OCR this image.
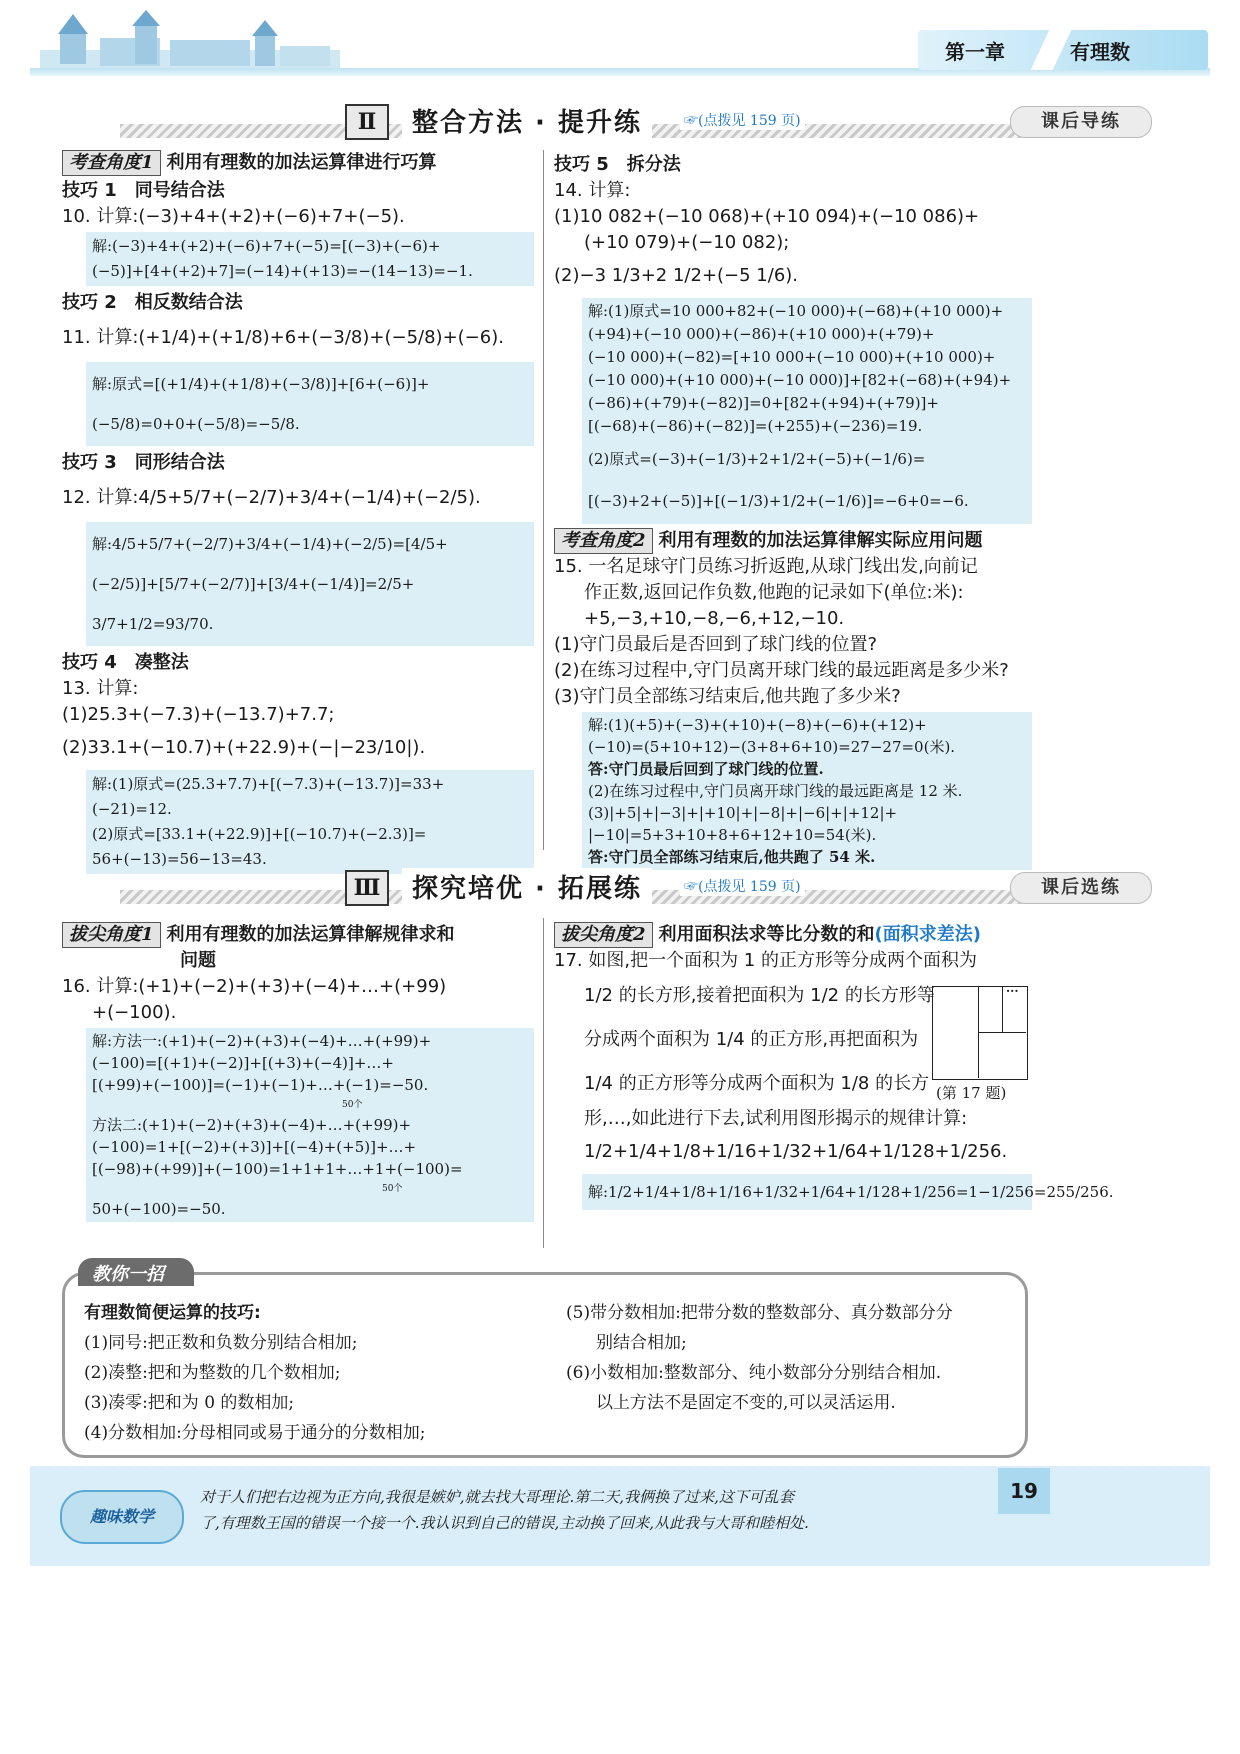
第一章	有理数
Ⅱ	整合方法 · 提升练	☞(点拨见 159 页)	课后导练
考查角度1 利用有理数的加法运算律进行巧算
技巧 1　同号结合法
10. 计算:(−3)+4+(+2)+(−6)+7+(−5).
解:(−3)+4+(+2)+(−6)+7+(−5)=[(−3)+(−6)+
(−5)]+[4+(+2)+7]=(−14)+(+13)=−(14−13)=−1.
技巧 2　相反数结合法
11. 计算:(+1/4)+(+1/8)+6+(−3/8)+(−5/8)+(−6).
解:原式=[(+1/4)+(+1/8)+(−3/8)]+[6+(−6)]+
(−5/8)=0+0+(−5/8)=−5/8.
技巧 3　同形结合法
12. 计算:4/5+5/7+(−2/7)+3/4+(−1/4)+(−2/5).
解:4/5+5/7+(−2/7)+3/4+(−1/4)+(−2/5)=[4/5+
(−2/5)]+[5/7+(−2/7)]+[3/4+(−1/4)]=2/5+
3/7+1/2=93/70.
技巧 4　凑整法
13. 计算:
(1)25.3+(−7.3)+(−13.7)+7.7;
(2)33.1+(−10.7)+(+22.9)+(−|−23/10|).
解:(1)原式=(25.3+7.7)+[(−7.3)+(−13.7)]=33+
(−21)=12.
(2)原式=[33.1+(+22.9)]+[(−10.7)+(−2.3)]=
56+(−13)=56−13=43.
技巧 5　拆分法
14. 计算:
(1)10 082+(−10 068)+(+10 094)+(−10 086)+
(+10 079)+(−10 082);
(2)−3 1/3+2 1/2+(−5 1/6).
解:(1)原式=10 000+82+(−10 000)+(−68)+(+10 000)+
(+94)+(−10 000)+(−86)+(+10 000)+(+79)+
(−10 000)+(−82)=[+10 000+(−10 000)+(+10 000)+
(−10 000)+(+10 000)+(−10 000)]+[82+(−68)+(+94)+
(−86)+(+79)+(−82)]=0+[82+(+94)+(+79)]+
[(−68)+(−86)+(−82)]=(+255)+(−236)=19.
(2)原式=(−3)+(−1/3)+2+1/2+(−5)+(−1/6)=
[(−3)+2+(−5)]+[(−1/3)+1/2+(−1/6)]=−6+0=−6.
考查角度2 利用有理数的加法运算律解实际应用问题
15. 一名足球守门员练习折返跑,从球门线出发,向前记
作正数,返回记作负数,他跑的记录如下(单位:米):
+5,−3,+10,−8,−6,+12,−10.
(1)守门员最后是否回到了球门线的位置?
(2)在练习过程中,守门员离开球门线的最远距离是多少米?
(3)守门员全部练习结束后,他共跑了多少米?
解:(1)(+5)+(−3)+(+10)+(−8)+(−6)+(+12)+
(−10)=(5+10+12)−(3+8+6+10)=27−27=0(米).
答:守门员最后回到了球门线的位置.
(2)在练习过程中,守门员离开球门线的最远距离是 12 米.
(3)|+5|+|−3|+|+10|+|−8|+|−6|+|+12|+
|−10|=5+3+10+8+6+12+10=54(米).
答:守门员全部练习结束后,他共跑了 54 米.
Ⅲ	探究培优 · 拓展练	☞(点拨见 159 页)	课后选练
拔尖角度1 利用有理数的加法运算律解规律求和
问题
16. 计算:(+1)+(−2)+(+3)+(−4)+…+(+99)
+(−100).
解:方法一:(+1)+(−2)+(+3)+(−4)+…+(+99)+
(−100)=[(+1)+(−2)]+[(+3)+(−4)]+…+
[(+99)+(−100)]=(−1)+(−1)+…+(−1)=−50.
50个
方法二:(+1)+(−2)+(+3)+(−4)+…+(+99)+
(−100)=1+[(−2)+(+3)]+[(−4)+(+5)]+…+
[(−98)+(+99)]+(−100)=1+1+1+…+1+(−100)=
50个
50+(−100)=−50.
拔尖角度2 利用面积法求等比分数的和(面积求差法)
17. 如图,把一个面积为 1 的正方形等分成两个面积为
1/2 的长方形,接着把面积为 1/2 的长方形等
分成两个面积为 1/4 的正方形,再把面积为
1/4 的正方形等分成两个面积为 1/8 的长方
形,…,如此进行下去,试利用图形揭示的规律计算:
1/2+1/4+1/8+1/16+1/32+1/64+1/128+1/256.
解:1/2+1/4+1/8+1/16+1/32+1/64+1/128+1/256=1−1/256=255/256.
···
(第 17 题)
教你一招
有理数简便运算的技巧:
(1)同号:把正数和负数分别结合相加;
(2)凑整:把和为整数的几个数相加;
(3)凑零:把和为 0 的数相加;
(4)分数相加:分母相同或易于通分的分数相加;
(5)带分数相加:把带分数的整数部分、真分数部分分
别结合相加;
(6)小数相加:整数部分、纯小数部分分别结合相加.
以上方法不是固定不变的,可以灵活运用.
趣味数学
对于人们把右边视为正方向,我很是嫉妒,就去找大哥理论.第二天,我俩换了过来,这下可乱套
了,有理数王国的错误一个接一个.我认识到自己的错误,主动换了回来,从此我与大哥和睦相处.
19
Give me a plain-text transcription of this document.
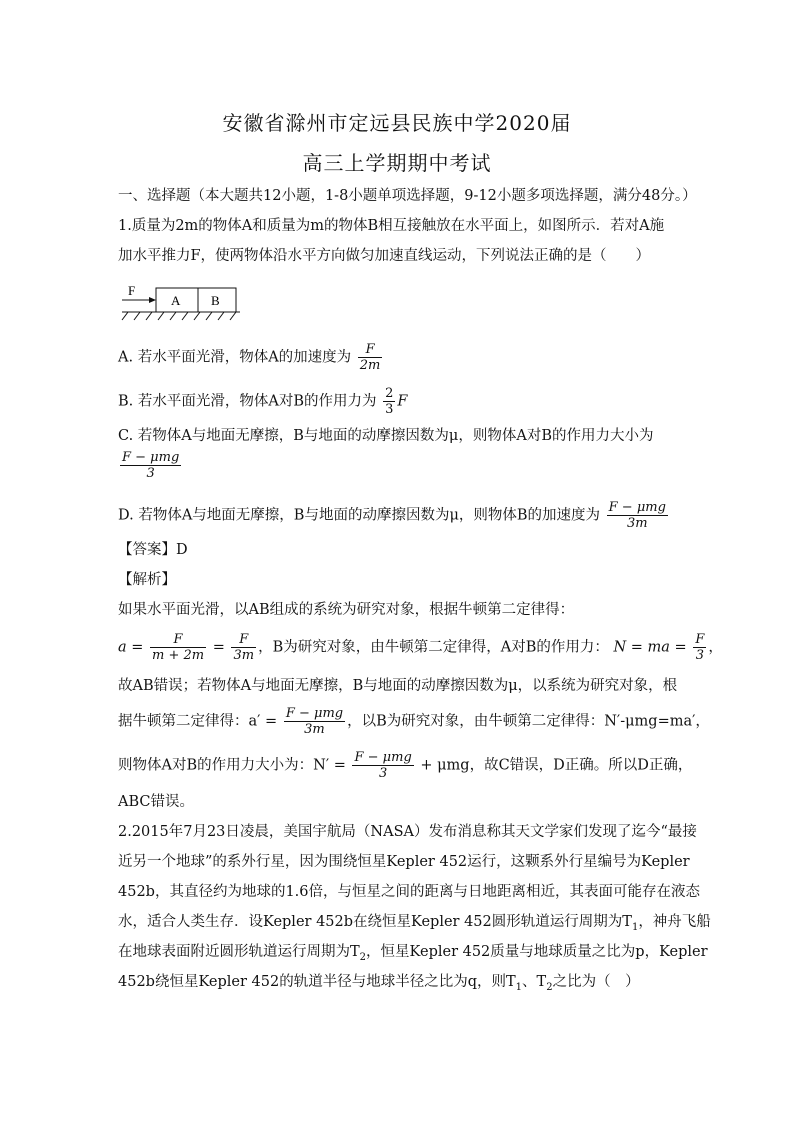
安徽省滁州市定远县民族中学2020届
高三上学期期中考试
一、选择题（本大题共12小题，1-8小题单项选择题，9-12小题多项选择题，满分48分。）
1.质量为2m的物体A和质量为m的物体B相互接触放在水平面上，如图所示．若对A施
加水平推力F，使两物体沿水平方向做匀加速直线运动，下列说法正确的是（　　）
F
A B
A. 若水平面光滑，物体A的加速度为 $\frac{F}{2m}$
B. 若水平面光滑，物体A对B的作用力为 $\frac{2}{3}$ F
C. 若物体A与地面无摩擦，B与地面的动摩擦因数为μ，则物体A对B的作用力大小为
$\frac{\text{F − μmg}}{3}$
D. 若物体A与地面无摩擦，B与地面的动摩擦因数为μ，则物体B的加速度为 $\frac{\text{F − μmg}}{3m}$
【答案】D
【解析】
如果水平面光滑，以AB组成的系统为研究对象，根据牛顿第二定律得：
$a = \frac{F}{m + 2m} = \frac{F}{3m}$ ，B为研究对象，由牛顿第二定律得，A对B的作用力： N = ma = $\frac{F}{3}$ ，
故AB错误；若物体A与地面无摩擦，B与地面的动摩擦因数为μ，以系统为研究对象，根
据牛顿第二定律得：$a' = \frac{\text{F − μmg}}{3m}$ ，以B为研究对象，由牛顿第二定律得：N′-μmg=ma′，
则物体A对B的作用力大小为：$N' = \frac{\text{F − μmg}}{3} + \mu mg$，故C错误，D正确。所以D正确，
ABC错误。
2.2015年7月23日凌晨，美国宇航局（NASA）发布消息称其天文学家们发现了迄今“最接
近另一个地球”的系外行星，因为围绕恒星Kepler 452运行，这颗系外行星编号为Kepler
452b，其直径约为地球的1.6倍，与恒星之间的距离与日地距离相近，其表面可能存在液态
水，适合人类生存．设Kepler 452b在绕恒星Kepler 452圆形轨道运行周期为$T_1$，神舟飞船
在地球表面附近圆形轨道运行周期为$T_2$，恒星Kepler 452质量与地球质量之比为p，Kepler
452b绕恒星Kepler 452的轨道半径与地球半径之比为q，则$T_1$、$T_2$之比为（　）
+---+
Given instruction: Transcribe each entry precisely as given, leaving the pictures out.

Task response:
OCR this image.
第一章	有理数
Ⅱ	整合方法 · 提升练	☞(点拨见 159 页)	课后导练
考查角度1 利用有理数的加法运算律进行巧算
技巧 1　同号结合法
10. 计算:(−3)+4+(+2)+(−6)+7+(−5).
解:(−3)+4+(+2)+(−6)+7+(−5)=[(−3)+(−6)+
(−5)]+[4+(+2)+7]=(−14)+(+13)=−(14−13)=−1.
技巧 2　相反数结合法
11. 计算:(+1/4)+(+1/8)+6+(−3/8)+(−5/8)+(−6).
解:原式=[(+1/4)+(+1/8)+(−3/8)]+[6+(−6)]+
(−5/8)=0+0+(−5/8)=−5/8.
技巧 3　同形结合法
12. 计算:4/5+5/7+(−2/7)+3/4+(−1/4)+(−2/5).
解:4/5+5/7+(−2/7)+3/4+(−1/4)+(−2/5)=[4/5+
(−2/5)]+[5/7+(−2/7)]+[3/4+(−1/4)]=2/5+
3/7+1/2=93/70.
技巧 4　凑整法
13. 计算:
(1)25.3+(−7.3)+(−13.7)+7.7;
(2)33.1+(−10.7)+(+22.9)+(−|−23/10|).
解:(1)原式=(25.3+7.7)+[(−7.3)+(−13.7)]=33+
(−21)=12.
(2)原式=[33.1+(+22.9)]+[(−10.7)+(−2.3)]=
56+(−13)=56−13=43.
技巧 5　拆分法
14. 计算:
(1)10 082+(−10 068)+(+10 094)+(−10 086)+
(+10 079)+(−10 082);
(2)−3 1/3+2 1/2+(−5 1/6).
解:(1)原式=10 000+82+(−10 000)+(−68)+(+10 000)+
(+94)+(−10 000)+(−86)+(+10 000)+(+79)+
(−10 000)+(−82)=[+10 000+(−10 000)+(+10 000)+
(−10 000)+(+10 000)+(−10 000)]+[82+(−68)+(+94)+
(−86)+(+79)+(−82)]=0+[82+(+94)+(+79)]+
[(−68)+(−86)+(−82)]=(+255)+(−236)=19.
(2)原式=(−3)+(−1/3)+2+1/2+(−5)+(−1/6)=
[(−3)+2+(−5)]+[(−1/3)+1/2+(−1/6)]=−6+0=−6.
考查角度2 利用有理数的加法运算律解实际应用问题
15. 一名足球守门员练习折返跑,从球门线出发,向前记
作正数,返回记作负数,他跑的记录如下(单位:米):
+5,−3,+10,−8,−6,+12,−10.
(1)守门员最后是否回到了球门线的位置?
(2)在练习过程中,守门员离开球门线的最远距离是多少米?
(3)守门员全部练习结束后,他共跑了多少米?
解:(1)(+5)+(−3)+(+10)+(−8)+(−6)+(+12)+
(−10)=(5+10+12)−(3+8+6+10)=27−27=0(米).
答:守门员最后回到了球门线的位置.
(2)在练习过程中,守门员离开球门线的最远距离是 12 米.
(3)|+5|+|−3|+|+10|+|−8|+|−6|+|+12|+
|−10|=5+3+10+8+6+12+10=54(米).
答:守门员全部练习结束后,他共跑了 54 米.
Ⅲ	探究培优 · 拓展练	☞(点拨见 159 页)	课后选练
拔尖角度1 利用有理数的加法运算律解规律求和
问题
16. 计算:(+1)+(−2)+(+3)+(−4)+…+(+99)
+(−100).
解:方法一:(+1)+(−2)+(+3)+(−4)+…+(+99)+
(−100)=[(+1)+(−2)]+[(+3)+(−4)]+…+
[(+99)+(−100)]=(−1)+(−1)+…+(−1)=−50.
50个
方法二:(+1)+(−2)+(+3)+(−4)+…+(+99)+
(−100)=1+[(−2)+(+3)]+[(−4)+(+5)]+…+
[(−98)+(+99)]+(−100)=1+1+1+…+1+(−100)=
50个
50+(−100)=−50.
拔尖角度2 利用面积法求等比分数的和(面积求差法)
17. 如图,把一个面积为 1 的正方形等分成两个面积为
1/2 的长方形,接着把面积为 1/2 的长方形等
分成两个面积为 1/4 的正方形,再把面积为
1/4 的正方形等分成两个面积为 1/8 的长方
形,…,如此进行下去,试利用图形揭示的规律计算:
1/2+1/4+1/8+1/16+1/32+1/64+1/128+1/256.
解:1/2+1/4+1/8+1/16+1/32+1/64+1/128+1/256=1−1/256=255/256.
···
(第 17 题)
教你一招
有理数简便运算的技巧:
(1)同号:把正数和负数分别结合相加;
(2)凑整:把和为整数的几个数相加;
(3)凑零:把和为 0 的数相加;
(4)分数相加:分母相同或易于通分的分数相加;
(5)带分数相加:把带分数的整数部分、真分数部分分
别结合相加;
(6)小数相加:整数部分、纯小数部分分别结合相加.
以上方法不是固定不变的,可以灵活运用.
趣味数学
对于人们把右边视为正方向,我很是嫉妒,就去找大哥理论.第二天,我俩换了过来,这下可乱套
了,有理数王国的错误一个接一个.我认识到自己的错误,主动换了回来,从此我与大哥和睦相处.
19
Give me a plain-text transcription of this document.
安徽省滁州市定远县民族中学2020届
高三上学期期中考试
一、选择题（本大题共12小题，1-8小题单项选择题，9-12小题多项选择题，满分48分。）
1.质量为2m的物体A和质量为m的物体B相互接触放在水平面上，如图所示．若对A施
加水平推力F，使两物体沿水平方向做匀加速直线运动，下列说法正确的是（　　）
F
A B
A. 若水平面光滑，物体A的加速度为 $\frac{F}{2m}$
B. 若水平面光滑，物体A对B的作用力为 $\frac{2}{3}$ F
C. 若物体A与地面无摩擦，B与地面的动摩擦因数为μ，则物体A对B的作用力大小为
$\frac{\text{F − μmg}}{3}$
D. 若物体A与地面无摩擦，B与地面的动摩擦因数为μ，则物体B的加速度为 $\frac{\text{F − μmg}}{3m}$
【答案】D
【解析】
如果水平面光滑，以AB组成的系统为研究对象，根据牛顿第二定律得：
$a = \frac{F}{m + 2m} = \frac{F}{3m}$ ，B为研究对象，由牛顿第二定律得，A对B的作用力： N = ma = $\frac{F}{3}$ ，
故AB错误；若物体A与地面无摩擦，B与地面的动摩擦因数为μ，以系统为研究对象，根
据牛顿第二定律得：$a' = \frac{\text{F − μmg}}{3m}$ ，以B为研究对象，由牛顿第二定律得：N′-μmg=ma′，
则物体A对B的作用力大小为：$N' = \frac{\text{F − μmg}}{3} + \mu mg$，故C错误，D正确。所以D正确，
ABC错误。
2.2015年7月23日凌晨，美国宇航局（NASA）发布消息称其天文学家们发现了迄今“最接
近另一个地球”的系外行星，因为围绕恒星Kepler 452运行，这颗系外行星编号为Kepler
452b，其直径约为地球的1.6倍，与恒星之间的距离与日地距离相近，其表面可能存在液态
水，适合人类生存．设Kepler 452b在绕恒星Kepler 452圆形轨道运行周期为$T_1$，神舟飞船
在地球表面附近圆形轨道运行周期为$T_2$，恒星Kepler 452质量与地球质量之比为p，Kepler
452b绕恒星Kepler 452的轨道半径与地球半径之比为q，则$T_1$、$T_2$之比为（　）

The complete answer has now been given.